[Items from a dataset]

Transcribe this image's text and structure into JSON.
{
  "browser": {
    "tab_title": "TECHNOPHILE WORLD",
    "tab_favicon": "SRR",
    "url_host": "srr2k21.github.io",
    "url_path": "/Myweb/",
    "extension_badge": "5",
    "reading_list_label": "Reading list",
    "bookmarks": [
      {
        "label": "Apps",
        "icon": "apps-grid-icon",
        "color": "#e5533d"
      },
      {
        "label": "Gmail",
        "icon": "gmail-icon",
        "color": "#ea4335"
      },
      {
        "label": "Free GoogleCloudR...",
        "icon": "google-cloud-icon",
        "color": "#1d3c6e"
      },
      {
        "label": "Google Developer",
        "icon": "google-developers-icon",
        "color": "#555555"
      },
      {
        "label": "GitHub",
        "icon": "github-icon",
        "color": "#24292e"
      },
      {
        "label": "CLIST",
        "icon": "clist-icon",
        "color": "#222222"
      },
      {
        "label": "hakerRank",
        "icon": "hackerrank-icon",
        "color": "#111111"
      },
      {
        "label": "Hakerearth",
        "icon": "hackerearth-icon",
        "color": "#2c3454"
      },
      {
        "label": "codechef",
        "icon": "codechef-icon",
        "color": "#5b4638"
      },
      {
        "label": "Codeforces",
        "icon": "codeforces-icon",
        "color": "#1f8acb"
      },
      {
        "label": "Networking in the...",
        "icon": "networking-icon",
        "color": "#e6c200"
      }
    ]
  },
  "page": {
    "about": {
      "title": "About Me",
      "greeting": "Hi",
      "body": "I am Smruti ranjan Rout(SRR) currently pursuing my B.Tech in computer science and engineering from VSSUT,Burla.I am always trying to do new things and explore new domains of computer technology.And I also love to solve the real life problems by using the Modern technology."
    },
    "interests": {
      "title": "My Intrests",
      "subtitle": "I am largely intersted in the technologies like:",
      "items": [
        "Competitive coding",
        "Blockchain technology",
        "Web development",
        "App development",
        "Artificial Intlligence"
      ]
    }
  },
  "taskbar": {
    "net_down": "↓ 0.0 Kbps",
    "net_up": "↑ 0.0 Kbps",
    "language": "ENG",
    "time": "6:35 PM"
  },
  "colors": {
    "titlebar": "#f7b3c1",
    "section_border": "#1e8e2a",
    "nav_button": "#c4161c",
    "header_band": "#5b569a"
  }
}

_WHAT YOU SHOULD DO:_
Extract every record. Keep wording exact.

_COMPLETE OUTPUT:_
Transcribe this image's text and structure into JSON.
{
  "browser": {
    "tab_title": "TECHNOPHILE WORLD",
    "tab_favicon": "SRR",
    "url_host": "srr2k21.github.io",
    "url_path": "/Myweb/",
    "extension_badge": "5",
    "reading_list_label": "Reading list",
    "bookmarks": [
      {
        "label": "Apps",
        "icon": "apps-grid-icon",
        "color": "#e5533d"
      },
      {
        "label": "Gmail",
        "icon": "gmail-icon",
        "color": "#ea4335"
      },
      {
        "label": "Free GoogleCloudR...",
        "icon": "google-cloud-icon",
        "color": "#1d3c6e"
      },
      {
        "label": "Google Developer",
        "icon": "google-developers-icon",
        "color": "#555555"
      },
      {
        "label": "GitHub",
        "icon": "github-icon",
        "color": "#24292e"
      },
      {
        "label": "CLIST",
        "icon": "clist-icon",
        "color": "#222222"
      },
      {
        "label": "hakerRank",
        "icon": "hackerrank-icon",
        "color": "#111111"
      },
      {
        "label": "Hakerearth",
        "icon": "hackerearth-icon",
        "color": "#2c3454"
      },
      {
        "label": "codechef",
        "icon": "codechef-icon",
        "color": "#5b4638"
      },
      {
        "label": "Codeforces",
        "icon": "codeforces-icon",
        "color": "#1f8acb"
      },
      {
        "label": "Networking in the...",
        "icon": "networking-icon",
        "color": "#e6c200"
      }
    ]
  },
  "page": {
    "about": {
      "title": "About Me",
      "greeting": "Hi",
      "body": "I am Smruti ranjan Rout(SRR) currently pursuing my B.Tech in computer science and engineering from VSSUT,Burla.I am always trying to do new things and explore new domains of computer technology.And I also love to solve the real life problems by using the Modern technology."
    },
    "interests": {
      "title": "My Intrests",
      "subtitle": "I am largely intersted in the technologies like:",
      "items": [
        "Competitive coding",
        "Blockchain technology",
        "Web development",
        "App development",
        "Artificial Intlligence"
      ]
    }
  },
  "taskbar": {
    "net_down": "↓ 0.0 Kbps",
    "net_up": "↑ 0.0 Kbps",
    "language": "ENG",
    "time": "6:35 PM"
  },
  "colors": {
    "titlebar": "#f7b3c1",
    "section_border": "#1e8e2a",
    "nav_button": "#c4161c",
    "header_band": "#5b569a"
  }
}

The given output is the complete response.